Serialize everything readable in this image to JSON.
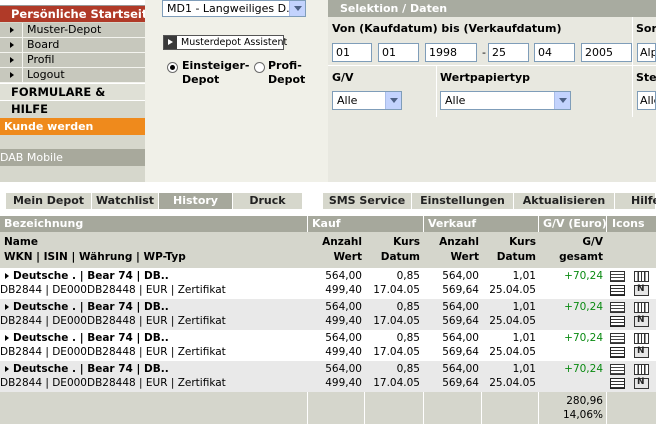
{
  "sidebar": {
    "section_title": "Persönliche Startseite",
    "items": [
      {
        "label": "Muster-Depot"
      },
      {
        "label": "Board"
      },
      {
        "label": "Profil"
      },
      {
        "label": "Logout"
      }
    ],
    "formulare": "FORMULARE & HILFE",
    "kunde": "Kunde werden",
    "dab": "DAB Mobile"
  },
  "depot": {
    "select_value": "MD1 - Langweiliges D.",
    "assistant_label": "Musterdepot Assistent",
    "radio1_line1": "Einsteiger-",
    "radio1_line2": "Depot",
    "radio2_line1": "Profi-",
    "radio2_line2": "Depot"
  },
  "selektion": {
    "title": "Selektion / Daten",
    "date_label": "Von (Kaufdatum) bis (Verkaufdatum)",
    "sort_label": "Sor",
    "from_day": "01",
    "from_month": "01",
    "from_year": "1998",
    "to_day": "25",
    "to_month": "04",
    "to_year": "2005",
    "sort_value": "Alp",
    "gv_label": "G/V",
    "gv_value": "Alle",
    "wptyp_label": "Wertpapiertyp",
    "wptyp_value": "Alle",
    "ste_label": "Ste",
    "ste_value": "Alle"
  },
  "tabs": [
    {
      "label": "Mein Depot",
      "active": false
    },
    {
      "label": "Watchlist",
      "active": false
    },
    {
      "label": "History",
      "active": true
    },
    {
      "label": "Druck",
      "active": false
    },
    {
      "label": "SMS Service",
      "active": false
    },
    {
      "label": "Einstellungen",
      "active": false
    },
    {
      "label": "Aktualisieren",
      "active": false
    },
    {
      "label": "Hilfe",
      "active": false
    }
  ],
  "table": {
    "group_headers": {
      "bezeichnung": "Bezeichnung",
      "kauf": "Kauf",
      "verkauf": "Verkauf",
      "gv": "G/V (Euro)",
      "icons": "Icons"
    },
    "sub_headers": {
      "name_line1": "Name",
      "name_line2": "WKN | ISIN | Währung | WP-Typ",
      "anzahl_line1": "Anzahl",
      "anzahl_line2": "Wert",
      "kurs_line1": "Kurs",
      "kurs_line2": "Datum",
      "gv_line1": "G/V",
      "gv_line2": "gesamt"
    },
    "rows": [
      {
        "name": "Deutsche . | Bear 74 | DB..",
        "ident": "DB2844 | DE000DB28448 | EUR | Zertifikat",
        "kauf_anzahl": "564,00",
        "kauf_wert": "499,40",
        "kauf_kurs": "0,85",
        "kauf_datum": "17.04.05",
        "vk_anzahl": "564,00",
        "vk_wert": "569,64",
        "vk_kurs": "1,01",
        "vk_datum": "25.04.05",
        "gv": "+70,24"
      },
      {
        "name": "Deutsche . | Bear 74 | DB..",
        "ident": "DB2844 | DE000DB28448 | EUR | Zertifikat",
        "kauf_anzahl": "564,00",
        "kauf_wert": "499,40",
        "kauf_kurs": "0,85",
        "kauf_datum": "17.04.05",
        "vk_anzahl": "564,00",
        "vk_wert": "569,64",
        "vk_kurs": "1,01",
        "vk_datum": "25.04.05",
        "gv": "+70,24"
      },
      {
        "name": "Deutsche . | Bear 74 | DB..",
        "ident": "DB2844 | DE000DB28448 | EUR | Zertifikat",
        "kauf_anzahl": "564,00",
        "kauf_wert": "499,40",
        "kauf_kurs": "0,85",
        "kauf_datum": "17.04.05",
        "vk_anzahl": "564,00",
        "vk_wert": "569,64",
        "vk_kurs": "1,01",
        "vk_datum": "25.04.05",
        "gv": "+70,24"
      },
      {
        "name": "Deutsche . | Bear 74 | DB..",
        "ident": "DB2844 | DE000DB28448 | EUR | Zertifikat",
        "kauf_anzahl": "564,00",
        "kauf_wert": "499,40",
        "kauf_kurs": "0,85",
        "kauf_datum": "17.04.05",
        "vk_anzahl": "564,00",
        "vk_wert": "569,64",
        "vk_kurs": "1,01",
        "vk_datum": "25.04.05",
        "gv": "+70,24"
      }
    ],
    "total_gv": "280,96",
    "total_pct": "14,06%"
  },
  "colors": {
    "sidebar_red": "#b03a28",
    "kunde_orange": "#ef8a1c",
    "header_gray": "#a6a89c",
    "gv_green": "#0a8a12"
  }
}
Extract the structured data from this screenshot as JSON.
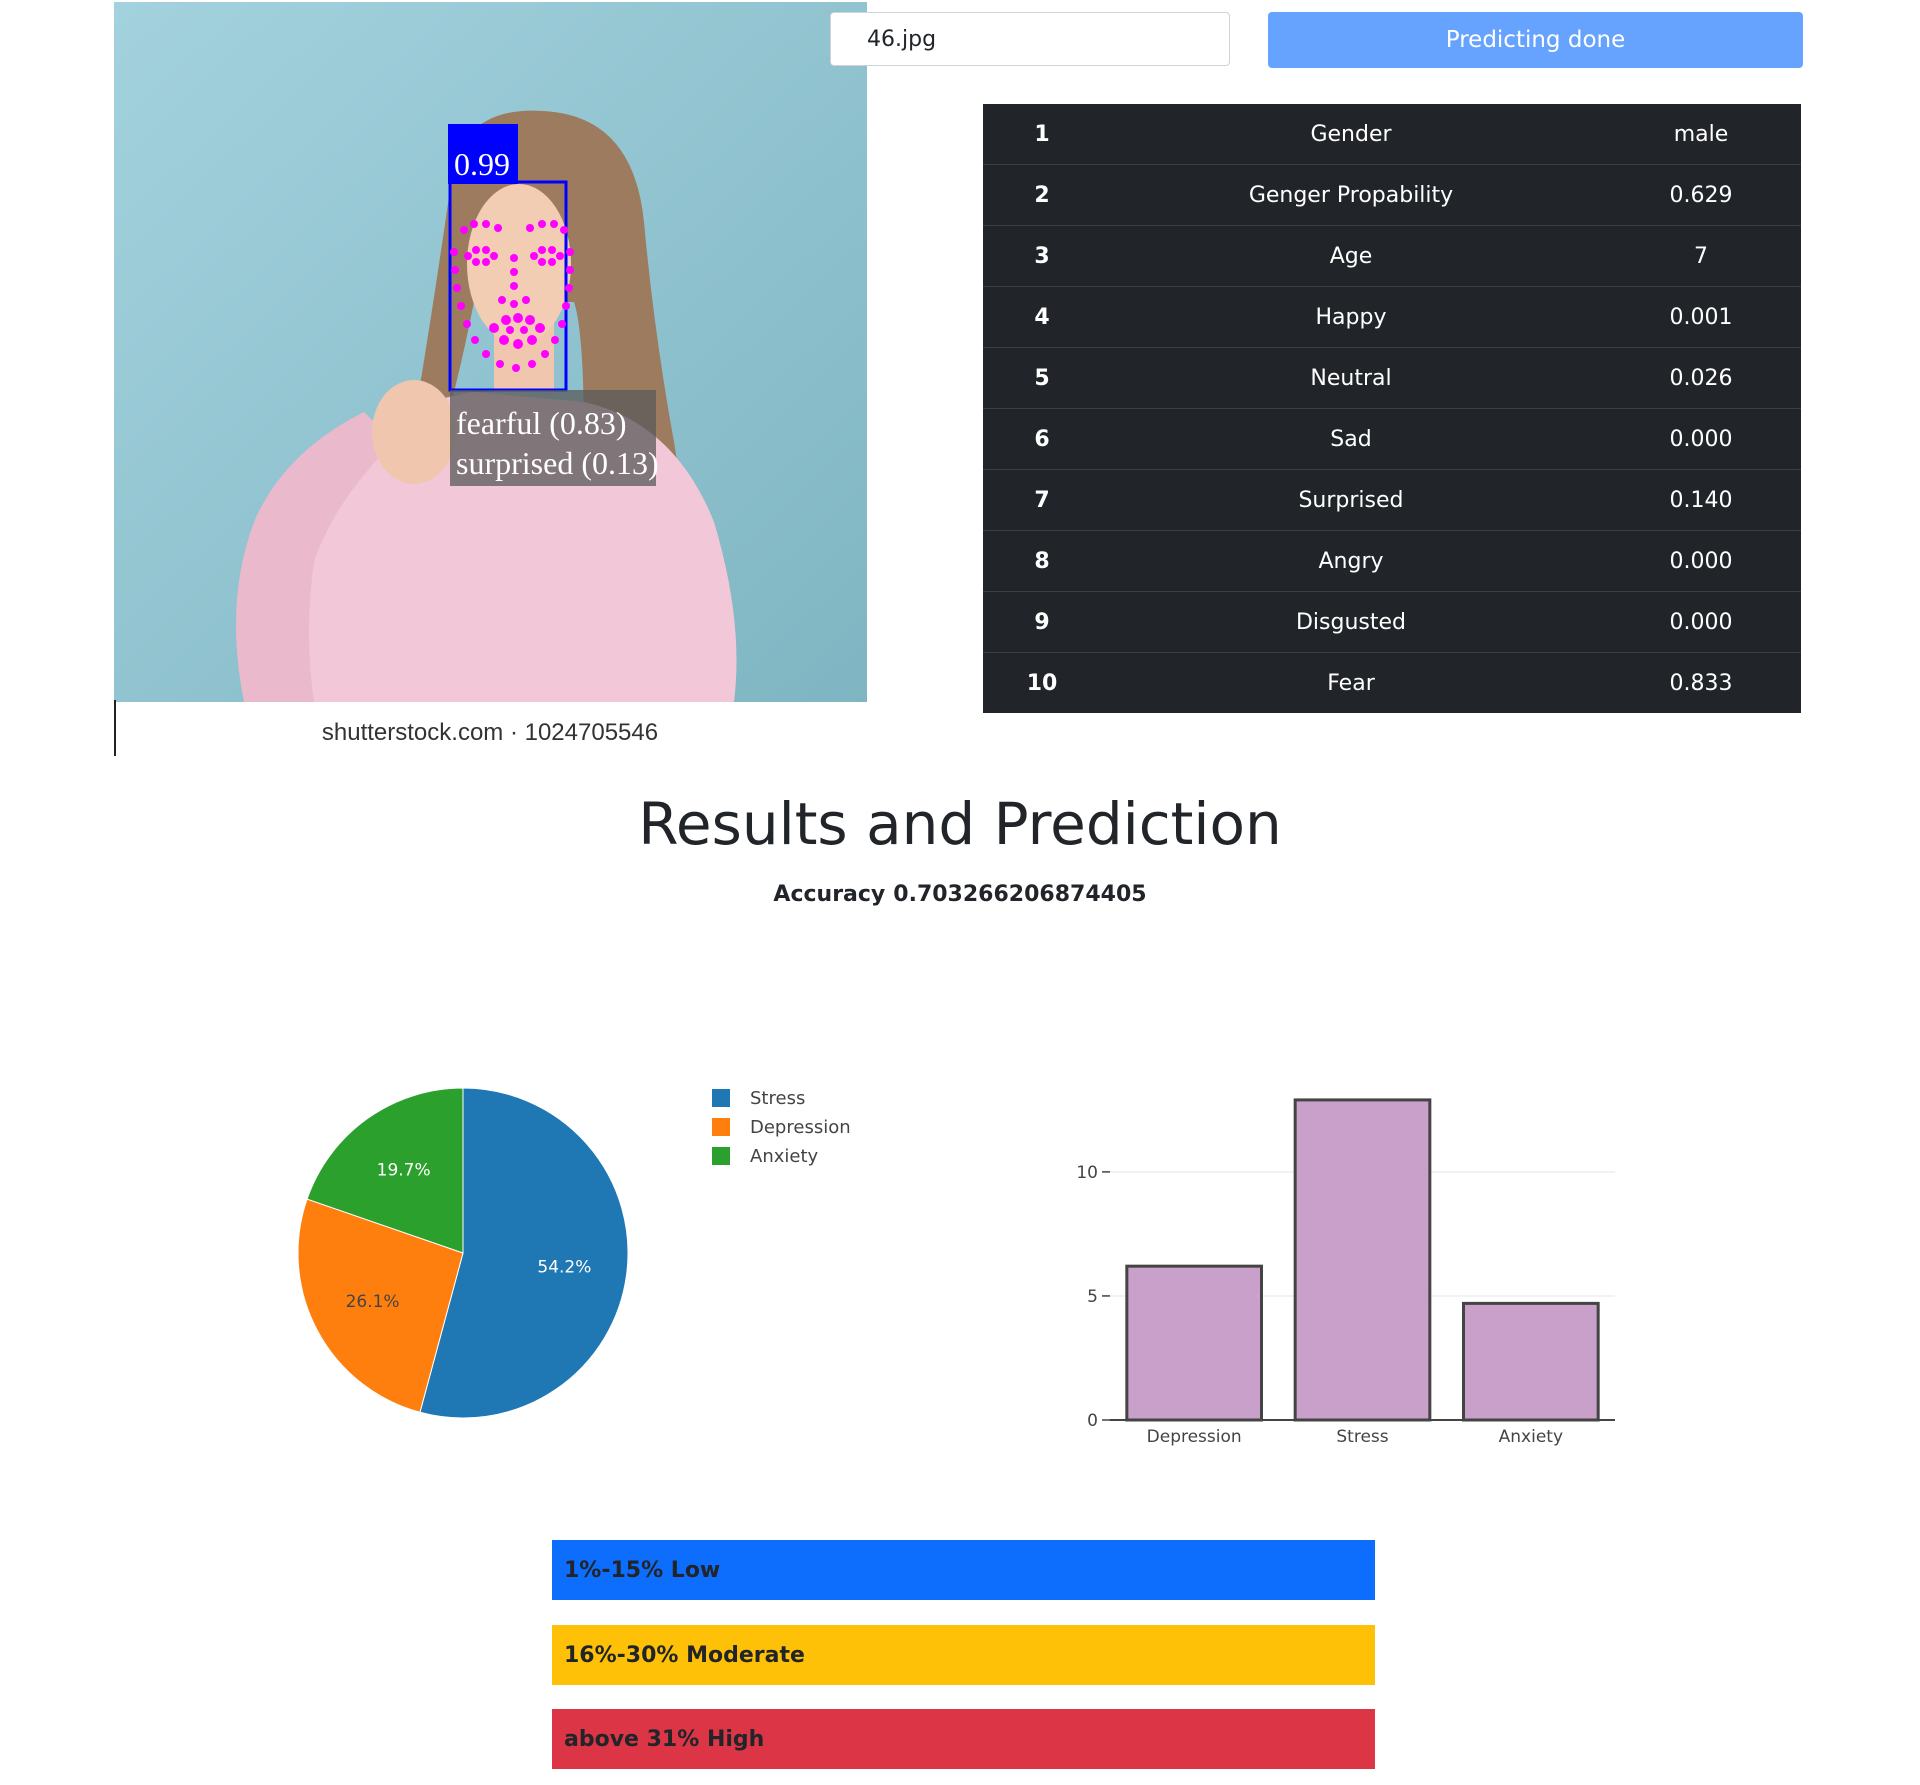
{
  "upload": {
    "file_value": "46.jpg",
    "button_label": "Predicting done"
  },
  "photo": {
    "face_score": "0.99",
    "emotion_line_1": "fearful (0.83)",
    "emotion_line_2": "surprised (0.13)",
    "watermark": "shutterstock.com · 1024705546"
  },
  "results_table": [
    {
      "index": "1",
      "label": "Gender",
      "value": "male"
    },
    {
      "index": "2",
      "label": "Genger Propability",
      "value": "0.629"
    },
    {
      "index": "3",
      "label": "Age",
      "value": "7"
    },
    {
      "index": "4",
      "label": "Happy",
      "value": "0.001"
    },
    {
      "index": "5",
      "label": "Neutral",
      "value": "0.026"
    },
    {
      "index": "6",
      "label": "Sad",
      "value": "0.000"
    },
    {
      "index": "7",
      "label": "Surprised",
      "value": "0.140"
    },
    {
      "index": "8",
      "label": "Angry",
      "value": "0.000"
    },
    {
      "index": "9",
      "label": "Disgusted",
      "value": "0.000"
    },
    {
      "index": "10",
      "label": "Fear",
      "value": "0.833"
    }
  ],
  "results": {
    "heading": "Results and Prediction",
    "accuracy_label": "Accuracy",
    "accuracy_value": "0.703266206874405"
  },
  "chart_data": [
    {
      "type": "pie",
      "slices": [
        {
          "label": "Stress",
          "percent": 54.2,
          "value_label": "54.2%",
          "color": "#1f77b4"
        },
        {
          "label": "Depression",
          "percent": 26.1,
          "value_label": "26.1%",
          "color": "#ff7f0e"
        },
        {
          "label": "Anxiety",
          "percent": 19.7,
          "value_label": "19.7%",
          "color": "#2ca02c"
        }
      ],
      "legend": [
        "Stress",
        "Depression",
        "Anxiety"
      ],
      "legend_position": "right"
    },
    {
      "type": "bar",
      "categories": [
        "Depression",
        "Stress",
        "Anxiety"
      ],
      "values": [
        6.2,
        12.9,
        4.7
      ],
      "yticks": [
        "0",
        "5",
        "10"
      ],
      "ylim": [
        0,
        13.3
      ],
      "bar_color": "#c9a0c9",
      "bar_edge_color": "#444444",
      "grid": true
    }
  ],
  "levels": [
    {
      "label": "1%-15% Low",
      "color": "#0d6efd"
    },
    {
      "label": "16%-30% Moderate",
      "color": "#ffc107"
    },
    {
      "label": "above 31% High",
      "color": "#dc3545"
    }
  ]
}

• **WHAT IS REQUIRED**
Nothing but a number is needed here: how many lines hold the string "this"?

• **TASK RESPONSE**
2